Dans un deuxième temps, la Cour examine si la carte famille relève de l’accès aux biens et services et de fourniture de biens et services offerts au public. La finalité de cette mesure en faveur des familles est de leur permettre l’accès à des biens et services au travers d’une remise ou d’une réduction tarifaire. Dès lors, l’exclusion des ressortissants de pays tiers du bénéfice de la carte famille, en ce qu’elle prive ceux-ci de l’accès à ces biens et services ainsi que de leur fourniture, dans les mêmes conditions que celles dont bénéficient les ressortissants italiens, constitue une inégalité de traitement contraire à l’article 11, § 1, sous f), de la directive 2003/109, à l’article 12, § 1, sous g), de la directive 2011/98 et à l’article 14, § 1, sous g) de la directive 2009/50.

B. Éclairage

La Cour de justice a rendu plusieurs arrêts suite à des questions préjudicielles posées, majoritairement, par les juges italiens quant à l'application du droit à l'égalité de traitement des ressortissants de pays tiers en ce qui concerne la sécurité sociale, l’aide sociale et la protection sociale (1). Souvent, cette jurisprudence a été alimentée par les activités de legal mobilisation des acteurs de la société civile et a été rendue possible grâce à l’existence d’actions anti-discrimination collectives en droit interne (2).

1. ASGI e.a. à la lumière de la jurisprudence de la Cour de justice de l’Union européenne

L’arrêt ASGI e.a. est le premier dans lequel l’inégalité de traitement, objet du litige, est analysée, simultanément, à l’égard des ressortissants de pays tiers ayant des statuts différents : les résidents de longue durée, les titulaires d’un permis unique, les titulaires d’une carte bleue et les bénéficiaires d’une protection internationale[2]. Cette circonstance met en exergue la fragmentation du droit à l'égalité de traitement dans ce domaine, une fragmentation qui reflète celle de statuts juridiques des ressortissants de pays tiers protégés par le droit de l’Union. Dans cette jurisprudence, il n’est jamais fait application d’un principe général d’égalité de traitement entre nationaux et ressortissants de pays tiers. L’égalité est toujours circonscrite par les clauses d’égalité de traitement contenues dans les différentes directives mobilisées.

Il convient aussi de remarquer que la formulation de la clause d'égalité à l’article 11 de la directive 2003/109/CE relative au statut des ressortissants de pays tiers résidents de longue durée est différente de celle à l'article 12 de la directive 2011/98. Pour les résidents de longue durée, l'égalité de traitement s'étend aux « prestations sociales, à l'assistance sociale, à la protection sociale » et couvre tous les domaines de la protection sociale. Par contre, pour le titulaires d’un permis unique, l’égalité de traitement est circonscrite aux prestations sociales visées par le règlement 883/04/CE, qui exclut les prestations d' « assistance sociale ». Le droit à l’égalité de traitement est ainsi « tiré » ou « réclamé » par les ressortissants de pays tiers de leurs statuts spécifiques et non pas sur base de leur condition de « ressortissants de pays tiers » (en séjour régulier) en tant que telle.

(Matériel fourni)
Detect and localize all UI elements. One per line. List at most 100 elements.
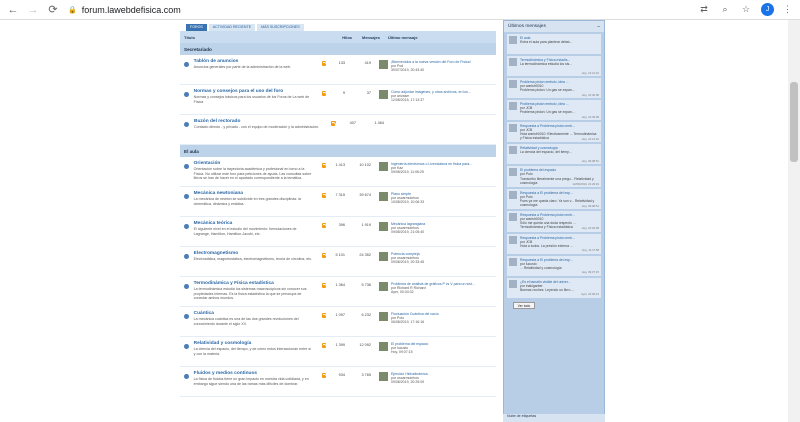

(Travail demandé)
**a)** D'après l'extrait, quelle est la finalité de la carte famille ?
**b)** Recopiez le passage de l'extrait compris entre « B. Éclairage » et « droit interne (2). », ces deux bornes incluses.

(Corrigé)
**a)** Elle vise à permettre aux familles l'accès à des biens et services au travers d'une remise ou d'une réduction tarifaire.

**b)**
B. Éclairage

La Cour de justice a rendu plusieurs arrêts suite à des questions préjudicielles posées, majoritairement, par les juges italiens quant à l'application du droit à l'égalité de traitement des ressortissants de pays tiers en ce qui concerne la sécurité sociale, l’aide sociale et la protection sociale (1). Souvent, cette jurisprudence a été alimentée par les activités de legal mobilisation des acteurs de la société civile et a été rendue possible grâce à l’existence d’actions anti-discrimination collectives en droit interne (2).